CHALLENGE: Extract the complete listing and output it unchanged.
------------------------------------------------------------
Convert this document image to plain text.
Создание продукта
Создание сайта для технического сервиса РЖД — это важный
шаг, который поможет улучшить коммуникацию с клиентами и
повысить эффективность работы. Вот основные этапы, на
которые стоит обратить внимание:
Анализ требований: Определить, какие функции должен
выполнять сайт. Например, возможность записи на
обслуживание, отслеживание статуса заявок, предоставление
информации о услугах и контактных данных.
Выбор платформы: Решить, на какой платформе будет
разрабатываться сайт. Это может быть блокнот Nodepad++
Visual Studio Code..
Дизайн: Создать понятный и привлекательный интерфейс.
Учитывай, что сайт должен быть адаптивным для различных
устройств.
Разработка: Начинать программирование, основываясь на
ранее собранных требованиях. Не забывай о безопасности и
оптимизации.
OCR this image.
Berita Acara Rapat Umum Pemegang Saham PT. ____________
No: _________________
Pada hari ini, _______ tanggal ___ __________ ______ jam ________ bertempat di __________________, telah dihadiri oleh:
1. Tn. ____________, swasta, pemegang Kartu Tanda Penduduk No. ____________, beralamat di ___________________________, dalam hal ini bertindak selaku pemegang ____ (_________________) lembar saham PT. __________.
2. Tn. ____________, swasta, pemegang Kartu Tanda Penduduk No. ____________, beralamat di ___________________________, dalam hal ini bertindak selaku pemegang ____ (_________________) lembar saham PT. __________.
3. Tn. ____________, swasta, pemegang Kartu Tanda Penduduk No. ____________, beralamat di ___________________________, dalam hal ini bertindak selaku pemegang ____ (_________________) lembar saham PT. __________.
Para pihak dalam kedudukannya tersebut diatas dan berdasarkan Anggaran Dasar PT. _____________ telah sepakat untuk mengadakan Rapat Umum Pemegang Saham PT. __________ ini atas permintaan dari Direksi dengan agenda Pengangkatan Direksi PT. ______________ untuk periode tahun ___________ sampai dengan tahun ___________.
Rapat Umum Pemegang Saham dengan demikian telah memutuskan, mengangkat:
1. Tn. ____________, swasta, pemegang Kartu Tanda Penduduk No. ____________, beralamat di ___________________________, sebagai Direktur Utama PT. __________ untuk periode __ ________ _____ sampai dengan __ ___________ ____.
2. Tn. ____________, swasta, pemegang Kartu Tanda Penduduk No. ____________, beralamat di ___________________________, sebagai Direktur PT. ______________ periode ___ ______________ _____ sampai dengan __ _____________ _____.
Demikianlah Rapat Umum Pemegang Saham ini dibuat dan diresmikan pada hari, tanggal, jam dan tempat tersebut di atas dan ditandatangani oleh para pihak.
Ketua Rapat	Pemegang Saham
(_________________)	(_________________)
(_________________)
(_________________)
------------------------------------------------------------
REPLY:
Convert this document image to plain text.
Создание продукта
Создание сайта для технического сервиса РЖД — это важный
шаг, который поможет улучшить коммуникацию с клиентами и
повысить эффективность работы. Вот основные этапы, на
которые стоит обратить внимание:
Анализ требований: Определить, какие функции должен
выполнять сайт. Например, возможность записи на
обслуживание, отслеживание статуса заявок, предоставление
информации о услугах и контактных данных.
Выбор платформы: Решить, на какой платформе будет
разрабатываться сайт. Это может быть блокнот Nodepad++
Visual Studio Code..
Дизайн: Создать понятный и привлекательный интерфейс.
Учитывай, что сайт должен быть адаптивным для различных
устройств.
Разработка: Начинать программирование, основываясь на
ранее собранных требованиях. Не забывай о безопасности и
оптимизации.
OCR this image.
Berita Acara Rapat Umum Pemegang Saham PT. ____________
No: _________________
Pada hari ini, _______ tanggal ___ __________ ______ jam ________ bertempat di __________________, telah dihadiri oleh:
1. Tn. ____________, swasta, pemegang Kartu Tanda Penduduk No. ____________, beralamat di ___________________________, dalam hal ini bertindak selaku pemegang ____ (_________________) lembar saham PT. __________.
2. Tn. ____________, swasta, pemegang Kartu Tanda Penduduk No. ____________, beralamat di ___________________________, dalam hal ini bertindak selaku pemegang ____ (_________________) lembar saham PT. __________.
3. Tn. ____________, swasta, pemegang Kartu Tanda Penduduk No. ____________, beralamat di ___________________________, dalam hal ini bertindak selaku pemegang ____ (_________________) lembar saham PT. __________.
Para pihak dalam kedudukannya tersebut diatas dan berdasarkan Anggaran Dasar PT. _____________ telah sepakat untuk mengadakan Rapat Umum Pemegang Saham PT. __________ ini atas permintaan dari Direksi dengan agenda Pengangkatan Direksi PT. ______________ untuk periode tahun ___________ sampai dengan tahun ___________.
Rapat Umum Pemegang Saham dengan demikian telah memutuskan, mengangkat:
1. Tn. ____________, swasta, pemegang Kartu Tanda Penduduk No. ____________, beralamat di ___________________________, sebagai Direktur Utama PT. __________ untuk periode __ ________ _____ sampai dengan __ ___________ ____.
2. Tn. ____________, swasta, pemegang Kartu Tanda Penduduk No. ____________, beralamat di ___________________________, sebagai Direktur PT. ______________ periode ___ ______________ _____ sampai dengan __ _____________ _____.
Demikianlah Rapat Umum Pemegang Saham ini dibuat dan diresmikan pada hari, tanggal, jam dan tempat tersebut di atas dan ditandatangani oleh para pihak.
Ketua Rapat	Pemegang Saham
(_________________)	(_________________)
(_________________)
(_________________)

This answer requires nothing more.